"""
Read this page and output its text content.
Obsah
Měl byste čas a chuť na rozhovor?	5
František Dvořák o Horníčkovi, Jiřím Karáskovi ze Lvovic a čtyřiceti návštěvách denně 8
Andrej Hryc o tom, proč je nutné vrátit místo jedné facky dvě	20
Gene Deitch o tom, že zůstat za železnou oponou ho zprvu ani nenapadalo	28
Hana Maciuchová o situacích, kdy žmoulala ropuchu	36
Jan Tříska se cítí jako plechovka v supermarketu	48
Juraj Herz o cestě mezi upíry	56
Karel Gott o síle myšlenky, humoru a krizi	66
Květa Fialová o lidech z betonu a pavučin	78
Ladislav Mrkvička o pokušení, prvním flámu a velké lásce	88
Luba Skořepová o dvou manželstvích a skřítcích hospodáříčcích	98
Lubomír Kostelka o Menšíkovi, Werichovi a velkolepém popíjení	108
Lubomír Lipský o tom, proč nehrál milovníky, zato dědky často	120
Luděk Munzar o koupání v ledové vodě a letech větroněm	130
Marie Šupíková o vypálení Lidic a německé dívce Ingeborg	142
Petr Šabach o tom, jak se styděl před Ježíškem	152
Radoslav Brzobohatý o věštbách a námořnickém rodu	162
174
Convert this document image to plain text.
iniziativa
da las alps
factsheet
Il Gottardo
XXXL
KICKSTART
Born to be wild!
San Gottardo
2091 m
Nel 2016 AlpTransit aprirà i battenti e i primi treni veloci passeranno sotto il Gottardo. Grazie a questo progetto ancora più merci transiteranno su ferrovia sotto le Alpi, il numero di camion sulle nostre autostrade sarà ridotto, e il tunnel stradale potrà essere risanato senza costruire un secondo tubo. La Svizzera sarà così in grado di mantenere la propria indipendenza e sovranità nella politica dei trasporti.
"""
Extract every entry above as it appears.

● CORRECT RESPONSE:
Read this page and output its text content.
Obsah
Měl byste čas a chuť na rozhovor?	5
František Dvořák o Horníčkovi, Jiřím Karáskovi ze Lvovic a čtyřiceti návštěvách denně 8
Andrej Hryc o tom, proč je nutné vrátit místo jedné facky dvě	20
Gene Deitch o tom, že zůstat za železnou oponou ho zprvu ani nenapadalo	28
Hana Maciuchová o situacích, kdy žmoulala ropuchu	36
Jan Tříska se cítí jako plechovka v supermarketu	48
Juraj Herz o cestě mezi upíry	56
Karel Gott o síle myšlenky, humoru a krizi	66
Květa Fialová o lidech z betonu a pavučin	78
Ladislav Mrkvička o pokušení, prvním flámu a velké lásce	88
Luba Skořepová o dvou manželstvích a skřítcích hospodáříčcích	98
Lubomír Kostelka o Menšíkovi, Werichovi a velkolepém popíjení	108
Lubomír Lipský o tom, proč nehrál milovníky, zato dědky často	120
Luděk Munzar o koupání v ledové vodě a letech větroněm	130
Marie Šupíková o vypálení Lidic a německé dívce Ingeborg	142
Petr Šabach o tom, jak se styděl před Ježíškem	152
Radoslav Brzobohatý o věštbách a námořnickém rodu	162
174
Convert this document image to plain text.
iniziativa
da las alps
factsheet
Il Gottardo
XXXL
KICKSTART
Born to be wild!
San Gottardo
2091 m
Nel 2016 AlpTransit aprirà i battenti e i primi treni veloci passeranno sotto il Gottardo. Grazie a questo progetto ancora più merci transiteranno su ferrovia sotto le Alpi, il numero di camion sulle nostre autostrade sarà ridotto, e il tunnel stradale potrà essere risanato senza costruire un secondo tubo. La Svizzera sarà così in grado di mantenere la propria indipendenza e sovranità nella politica dei trasporti.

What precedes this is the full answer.